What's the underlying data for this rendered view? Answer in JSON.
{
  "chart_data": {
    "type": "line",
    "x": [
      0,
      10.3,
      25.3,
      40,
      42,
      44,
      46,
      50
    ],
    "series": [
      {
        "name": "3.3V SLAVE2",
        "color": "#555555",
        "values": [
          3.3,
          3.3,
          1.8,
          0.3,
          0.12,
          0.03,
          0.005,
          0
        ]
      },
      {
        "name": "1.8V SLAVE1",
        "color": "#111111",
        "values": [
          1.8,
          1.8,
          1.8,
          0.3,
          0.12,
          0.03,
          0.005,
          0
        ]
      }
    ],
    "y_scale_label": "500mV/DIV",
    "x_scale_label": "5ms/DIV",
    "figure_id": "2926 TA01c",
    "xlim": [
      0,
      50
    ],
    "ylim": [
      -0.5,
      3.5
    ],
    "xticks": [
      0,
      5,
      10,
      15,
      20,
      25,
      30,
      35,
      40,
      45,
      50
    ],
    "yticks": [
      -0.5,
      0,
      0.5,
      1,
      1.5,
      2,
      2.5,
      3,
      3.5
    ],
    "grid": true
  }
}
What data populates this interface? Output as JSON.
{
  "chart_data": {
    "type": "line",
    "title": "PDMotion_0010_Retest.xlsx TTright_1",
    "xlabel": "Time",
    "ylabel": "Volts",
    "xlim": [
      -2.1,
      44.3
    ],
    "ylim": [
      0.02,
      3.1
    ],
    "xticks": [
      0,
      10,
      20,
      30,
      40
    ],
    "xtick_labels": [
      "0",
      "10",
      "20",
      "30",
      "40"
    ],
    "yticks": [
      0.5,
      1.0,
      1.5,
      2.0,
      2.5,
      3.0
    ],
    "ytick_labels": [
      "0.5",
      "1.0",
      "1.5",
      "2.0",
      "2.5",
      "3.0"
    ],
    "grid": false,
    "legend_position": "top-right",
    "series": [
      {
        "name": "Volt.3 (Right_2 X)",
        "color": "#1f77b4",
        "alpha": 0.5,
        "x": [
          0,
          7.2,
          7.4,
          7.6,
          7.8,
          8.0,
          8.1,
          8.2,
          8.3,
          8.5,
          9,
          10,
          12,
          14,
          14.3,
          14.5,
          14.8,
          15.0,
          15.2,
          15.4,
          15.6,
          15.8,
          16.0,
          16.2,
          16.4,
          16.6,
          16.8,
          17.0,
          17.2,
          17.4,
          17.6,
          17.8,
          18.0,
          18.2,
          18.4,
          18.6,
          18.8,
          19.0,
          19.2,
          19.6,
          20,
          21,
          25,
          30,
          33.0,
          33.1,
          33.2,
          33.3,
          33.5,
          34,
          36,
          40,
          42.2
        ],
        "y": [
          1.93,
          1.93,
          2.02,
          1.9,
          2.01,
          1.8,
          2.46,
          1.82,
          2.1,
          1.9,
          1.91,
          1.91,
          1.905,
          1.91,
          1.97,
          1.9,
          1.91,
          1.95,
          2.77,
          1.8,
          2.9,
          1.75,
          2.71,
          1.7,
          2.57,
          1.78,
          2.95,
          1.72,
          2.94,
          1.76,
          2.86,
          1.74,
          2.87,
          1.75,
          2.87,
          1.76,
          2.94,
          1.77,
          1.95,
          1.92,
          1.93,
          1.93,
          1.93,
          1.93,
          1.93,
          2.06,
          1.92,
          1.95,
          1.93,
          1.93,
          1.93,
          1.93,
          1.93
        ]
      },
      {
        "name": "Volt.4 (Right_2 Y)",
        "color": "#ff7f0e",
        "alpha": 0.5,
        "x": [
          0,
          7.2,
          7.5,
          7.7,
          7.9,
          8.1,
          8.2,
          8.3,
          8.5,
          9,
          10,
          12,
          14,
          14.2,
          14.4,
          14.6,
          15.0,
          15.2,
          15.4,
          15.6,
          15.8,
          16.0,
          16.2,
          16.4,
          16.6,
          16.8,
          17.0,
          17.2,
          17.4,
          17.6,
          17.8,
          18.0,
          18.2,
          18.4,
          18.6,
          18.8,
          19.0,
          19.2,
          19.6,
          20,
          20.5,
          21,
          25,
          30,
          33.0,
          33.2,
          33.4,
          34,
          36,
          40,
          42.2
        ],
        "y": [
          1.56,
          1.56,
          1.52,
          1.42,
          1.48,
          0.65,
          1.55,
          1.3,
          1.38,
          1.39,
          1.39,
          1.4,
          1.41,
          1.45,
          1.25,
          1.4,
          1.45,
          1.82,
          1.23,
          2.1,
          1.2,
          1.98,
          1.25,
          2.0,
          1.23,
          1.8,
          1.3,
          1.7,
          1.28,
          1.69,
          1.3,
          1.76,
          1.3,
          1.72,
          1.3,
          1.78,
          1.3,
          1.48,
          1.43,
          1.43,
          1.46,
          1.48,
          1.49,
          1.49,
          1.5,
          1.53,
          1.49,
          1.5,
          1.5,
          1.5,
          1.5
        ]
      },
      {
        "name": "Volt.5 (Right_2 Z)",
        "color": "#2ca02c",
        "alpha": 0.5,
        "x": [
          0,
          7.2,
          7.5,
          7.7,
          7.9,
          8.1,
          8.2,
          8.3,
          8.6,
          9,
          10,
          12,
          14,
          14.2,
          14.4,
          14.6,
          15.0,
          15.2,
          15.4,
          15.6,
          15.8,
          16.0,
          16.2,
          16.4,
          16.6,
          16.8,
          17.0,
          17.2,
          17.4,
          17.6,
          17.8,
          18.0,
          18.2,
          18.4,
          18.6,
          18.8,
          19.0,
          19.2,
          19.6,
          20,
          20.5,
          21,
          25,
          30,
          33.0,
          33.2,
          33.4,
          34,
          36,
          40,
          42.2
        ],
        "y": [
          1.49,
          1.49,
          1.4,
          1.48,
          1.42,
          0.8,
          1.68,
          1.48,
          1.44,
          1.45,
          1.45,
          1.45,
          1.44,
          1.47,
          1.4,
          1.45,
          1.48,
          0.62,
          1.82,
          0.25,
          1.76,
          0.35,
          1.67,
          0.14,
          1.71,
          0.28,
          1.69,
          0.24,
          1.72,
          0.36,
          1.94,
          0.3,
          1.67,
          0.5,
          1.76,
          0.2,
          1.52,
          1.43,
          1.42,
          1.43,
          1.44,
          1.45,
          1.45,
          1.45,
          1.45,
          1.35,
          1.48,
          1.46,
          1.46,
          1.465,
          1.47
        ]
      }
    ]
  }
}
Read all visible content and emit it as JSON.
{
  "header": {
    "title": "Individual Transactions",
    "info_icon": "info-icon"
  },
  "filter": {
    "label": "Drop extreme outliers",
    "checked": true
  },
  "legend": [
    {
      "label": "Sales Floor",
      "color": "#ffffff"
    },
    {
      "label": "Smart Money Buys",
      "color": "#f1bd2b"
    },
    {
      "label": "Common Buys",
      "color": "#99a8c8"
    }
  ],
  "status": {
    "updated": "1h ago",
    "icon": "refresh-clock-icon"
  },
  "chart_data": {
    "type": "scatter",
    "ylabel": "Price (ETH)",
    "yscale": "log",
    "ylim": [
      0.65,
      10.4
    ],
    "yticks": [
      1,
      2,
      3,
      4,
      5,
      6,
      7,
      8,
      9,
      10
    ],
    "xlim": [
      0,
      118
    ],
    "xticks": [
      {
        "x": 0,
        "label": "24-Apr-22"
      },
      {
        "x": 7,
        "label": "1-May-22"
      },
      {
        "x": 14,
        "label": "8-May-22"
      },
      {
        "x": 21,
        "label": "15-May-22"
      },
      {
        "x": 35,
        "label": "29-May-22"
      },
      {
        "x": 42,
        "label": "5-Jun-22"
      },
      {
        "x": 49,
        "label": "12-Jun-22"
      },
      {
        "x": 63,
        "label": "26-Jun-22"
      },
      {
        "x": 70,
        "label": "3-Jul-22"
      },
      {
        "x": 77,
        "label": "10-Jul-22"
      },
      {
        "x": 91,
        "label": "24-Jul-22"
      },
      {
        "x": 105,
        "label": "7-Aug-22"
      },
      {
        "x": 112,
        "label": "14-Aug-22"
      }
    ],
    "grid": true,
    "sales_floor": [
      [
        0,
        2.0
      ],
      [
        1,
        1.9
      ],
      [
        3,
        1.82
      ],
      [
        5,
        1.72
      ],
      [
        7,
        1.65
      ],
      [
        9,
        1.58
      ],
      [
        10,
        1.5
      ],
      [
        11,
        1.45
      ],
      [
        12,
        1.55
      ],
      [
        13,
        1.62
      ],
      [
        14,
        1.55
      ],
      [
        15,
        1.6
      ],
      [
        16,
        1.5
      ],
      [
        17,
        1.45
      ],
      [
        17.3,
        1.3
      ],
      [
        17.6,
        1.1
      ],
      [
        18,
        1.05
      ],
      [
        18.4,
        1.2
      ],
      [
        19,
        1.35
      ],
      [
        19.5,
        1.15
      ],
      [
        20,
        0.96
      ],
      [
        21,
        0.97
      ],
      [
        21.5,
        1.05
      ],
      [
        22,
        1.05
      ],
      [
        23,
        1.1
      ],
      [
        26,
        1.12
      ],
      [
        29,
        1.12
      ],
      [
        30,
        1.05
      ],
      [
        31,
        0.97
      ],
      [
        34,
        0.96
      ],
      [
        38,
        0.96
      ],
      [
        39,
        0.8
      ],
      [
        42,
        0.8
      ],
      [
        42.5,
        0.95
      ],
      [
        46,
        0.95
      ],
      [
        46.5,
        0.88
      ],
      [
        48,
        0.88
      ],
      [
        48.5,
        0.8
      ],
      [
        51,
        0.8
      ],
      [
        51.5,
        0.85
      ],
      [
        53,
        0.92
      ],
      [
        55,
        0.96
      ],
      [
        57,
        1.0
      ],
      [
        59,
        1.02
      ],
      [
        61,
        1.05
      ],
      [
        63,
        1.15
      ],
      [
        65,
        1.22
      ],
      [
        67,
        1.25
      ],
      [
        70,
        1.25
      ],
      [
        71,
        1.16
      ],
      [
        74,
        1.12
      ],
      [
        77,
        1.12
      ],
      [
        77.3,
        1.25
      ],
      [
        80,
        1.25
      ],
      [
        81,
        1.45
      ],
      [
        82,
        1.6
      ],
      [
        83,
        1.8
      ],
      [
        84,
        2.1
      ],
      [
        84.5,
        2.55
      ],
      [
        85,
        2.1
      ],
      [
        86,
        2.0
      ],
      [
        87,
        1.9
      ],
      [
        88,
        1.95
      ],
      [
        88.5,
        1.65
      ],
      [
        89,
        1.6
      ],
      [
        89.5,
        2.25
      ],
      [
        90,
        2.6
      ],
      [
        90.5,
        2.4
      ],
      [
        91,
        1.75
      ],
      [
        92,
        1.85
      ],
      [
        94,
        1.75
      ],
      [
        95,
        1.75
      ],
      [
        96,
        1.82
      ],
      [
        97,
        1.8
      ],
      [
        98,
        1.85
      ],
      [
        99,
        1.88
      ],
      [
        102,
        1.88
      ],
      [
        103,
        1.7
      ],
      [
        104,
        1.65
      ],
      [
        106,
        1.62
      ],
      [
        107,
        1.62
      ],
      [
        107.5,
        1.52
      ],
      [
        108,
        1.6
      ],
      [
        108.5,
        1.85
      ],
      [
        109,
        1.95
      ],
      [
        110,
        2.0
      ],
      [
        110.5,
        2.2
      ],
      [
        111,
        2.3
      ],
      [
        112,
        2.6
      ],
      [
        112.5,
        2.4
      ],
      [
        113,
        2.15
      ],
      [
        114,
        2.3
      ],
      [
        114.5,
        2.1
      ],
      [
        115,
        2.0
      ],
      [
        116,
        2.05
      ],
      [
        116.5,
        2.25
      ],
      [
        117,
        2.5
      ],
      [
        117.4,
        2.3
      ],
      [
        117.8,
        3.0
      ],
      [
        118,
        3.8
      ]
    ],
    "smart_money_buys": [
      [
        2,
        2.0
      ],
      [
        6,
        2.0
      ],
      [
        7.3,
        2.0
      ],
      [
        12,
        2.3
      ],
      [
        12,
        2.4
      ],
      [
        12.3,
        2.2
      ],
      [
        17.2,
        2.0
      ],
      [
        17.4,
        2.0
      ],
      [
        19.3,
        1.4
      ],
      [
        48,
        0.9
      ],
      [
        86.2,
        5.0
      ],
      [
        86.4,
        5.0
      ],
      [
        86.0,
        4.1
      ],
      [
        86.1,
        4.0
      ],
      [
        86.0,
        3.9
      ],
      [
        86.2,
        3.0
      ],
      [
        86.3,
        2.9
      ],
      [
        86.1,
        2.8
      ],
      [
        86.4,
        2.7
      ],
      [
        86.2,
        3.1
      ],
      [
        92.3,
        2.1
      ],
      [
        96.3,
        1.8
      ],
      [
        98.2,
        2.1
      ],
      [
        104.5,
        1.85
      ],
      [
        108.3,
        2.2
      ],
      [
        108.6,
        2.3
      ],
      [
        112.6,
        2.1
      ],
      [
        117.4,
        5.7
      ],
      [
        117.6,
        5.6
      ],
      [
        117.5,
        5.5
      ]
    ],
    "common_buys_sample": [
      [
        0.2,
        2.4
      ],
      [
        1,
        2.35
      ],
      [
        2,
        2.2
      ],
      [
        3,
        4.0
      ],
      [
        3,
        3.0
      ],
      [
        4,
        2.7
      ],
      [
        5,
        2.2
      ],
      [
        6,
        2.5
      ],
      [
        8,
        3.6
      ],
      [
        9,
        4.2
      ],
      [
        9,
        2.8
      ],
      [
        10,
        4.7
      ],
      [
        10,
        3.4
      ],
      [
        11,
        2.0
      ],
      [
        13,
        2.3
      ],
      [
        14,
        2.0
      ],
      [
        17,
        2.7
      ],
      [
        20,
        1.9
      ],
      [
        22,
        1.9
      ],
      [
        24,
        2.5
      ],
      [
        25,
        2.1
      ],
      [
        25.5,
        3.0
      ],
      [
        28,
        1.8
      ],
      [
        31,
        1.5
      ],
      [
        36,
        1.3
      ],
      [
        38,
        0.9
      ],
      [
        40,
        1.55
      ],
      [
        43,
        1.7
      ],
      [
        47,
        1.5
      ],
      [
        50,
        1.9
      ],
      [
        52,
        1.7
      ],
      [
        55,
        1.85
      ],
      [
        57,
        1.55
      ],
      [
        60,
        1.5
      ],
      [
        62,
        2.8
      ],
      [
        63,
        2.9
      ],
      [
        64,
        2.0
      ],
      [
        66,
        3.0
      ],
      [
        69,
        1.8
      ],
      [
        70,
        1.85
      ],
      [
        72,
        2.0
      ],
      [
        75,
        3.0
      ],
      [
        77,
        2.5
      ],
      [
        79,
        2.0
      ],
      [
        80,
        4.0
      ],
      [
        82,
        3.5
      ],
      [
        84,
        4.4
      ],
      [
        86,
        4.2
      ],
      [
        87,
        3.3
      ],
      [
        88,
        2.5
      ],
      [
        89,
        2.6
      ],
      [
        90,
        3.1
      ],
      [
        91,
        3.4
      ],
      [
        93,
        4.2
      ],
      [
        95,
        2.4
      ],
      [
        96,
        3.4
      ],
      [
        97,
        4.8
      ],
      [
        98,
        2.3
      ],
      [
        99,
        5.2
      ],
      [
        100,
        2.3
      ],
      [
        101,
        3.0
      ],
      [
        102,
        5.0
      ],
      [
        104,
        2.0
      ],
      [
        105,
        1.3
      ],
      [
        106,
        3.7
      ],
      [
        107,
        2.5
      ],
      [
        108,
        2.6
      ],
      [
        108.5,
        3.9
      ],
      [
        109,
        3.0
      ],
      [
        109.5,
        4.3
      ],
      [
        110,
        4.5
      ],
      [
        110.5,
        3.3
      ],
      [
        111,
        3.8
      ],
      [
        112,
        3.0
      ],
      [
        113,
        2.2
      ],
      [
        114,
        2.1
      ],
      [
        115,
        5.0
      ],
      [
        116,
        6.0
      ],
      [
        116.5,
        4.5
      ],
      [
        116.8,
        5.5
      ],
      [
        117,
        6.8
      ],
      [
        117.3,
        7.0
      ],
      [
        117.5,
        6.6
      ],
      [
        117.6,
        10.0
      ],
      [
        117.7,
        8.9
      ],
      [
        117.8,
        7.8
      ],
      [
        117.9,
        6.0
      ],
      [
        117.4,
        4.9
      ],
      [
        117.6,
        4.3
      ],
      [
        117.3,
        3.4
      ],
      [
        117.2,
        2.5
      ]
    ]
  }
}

--

# EXERCISE
Work out how many lines of the data above contain the string "name" and give the number alone.

# RESULT OF THE EXERCISE
5